- _Instructions to follow_
Tally the lines of the data that include the word "sidebar" and state the total, nothing else.

- _Input rows_

* start *

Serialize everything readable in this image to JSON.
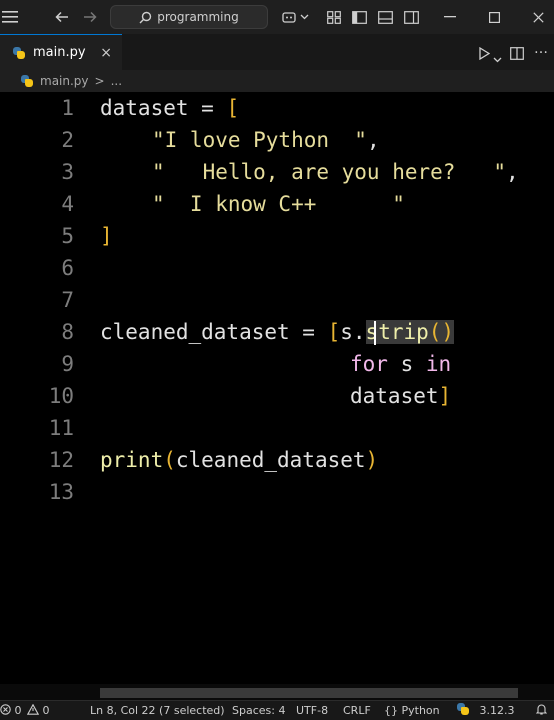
{
  "titlebar": {
    "search_text": "programming",
    "icons": [
      "menu-icon",
      "arrow-left-icon",
      "arrow-right-icon",
      "search-icon",
      "copilot-icon",
      "chevron-down-icon",
      "layout-icon",
      "toggle-sidebar-icon",
      "toggle-panel-icon",
      "toggle-secondary-sidebar-icon",
      "minimize-icon",
      "maximize-icon",
      "close-icon"
    ]
  },
  "tab": {
    "filename": "main.py",
    "close_glyph": "×"
  },
  "breadcrumb": {
    "file": "main.py",
    "separator": ">",
    "rest": "..."
  },
  "editor": {
    "lines": [
      {
        "n": "1"
      },
      {
        "n": "2"
      },
      {
        "n": "3"
      },
      {
        "n": "4"
      },
      {
        "n": "5"
      },
      {
        "n": "6"
      },
      {
        "n": "7"
      },
      {
        "n": "8"
      },
      {
        "n": "9"
      },
      {
        "n": "10"
      },
      {
        "n": "11"
      },
      {
        "n": "12"
      },
      {
        "n": "13"
      }
    ],
    "tokens": {
      "l1_ident": "dataset",
      "l1_op": " = ",
      "l1_br": "[",
      "l2_str": "\"I love Python  \"",
      "l2_op": ",",
      "l3_str": "\"   Hello, are you here?   \"",
      "l3_op": ",",
      "l4_str": "\"  I know C++      \"",
      "l5_br": "]",
      "l8_ident": "cleaned_dataset",
      "l8_op": " = ",
      "l8_br": "[",
      "l8_s": "s.",
      "l8_fn": "strip",
      "l8_paren": "()",
      "l9_kw1": "for",
      "l9_mid": " s ",
      "l9_kw2": "in",
      "l10_ident": "dataset",
      "l10_br": "]",
      "l12_fn": "print",
      "l12_p1": "(",
      "l12_arg": "cleaned_dataset",
      "l12_p2": ")"
    }
  },
  "statusbar": {
    "errors": "0",
    "warnings": "0",
    "position": "Ln 8, Col 22 (7 selected)",
    "spaces": "Spaces: 4",
    "encoding": "UTF-8",
    "eol": "CRLF",
    "language_brace": "{}",
    "language": "Python",
    "version": "3.12.3",
    "colors": {
      "accent": "#0078d4",
      "bracket": "#e8b533",
      "string": "#e6dd9c",
      "keyword": "#f2b8ea"
    }
  }
}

* end *

- _Expected output_
2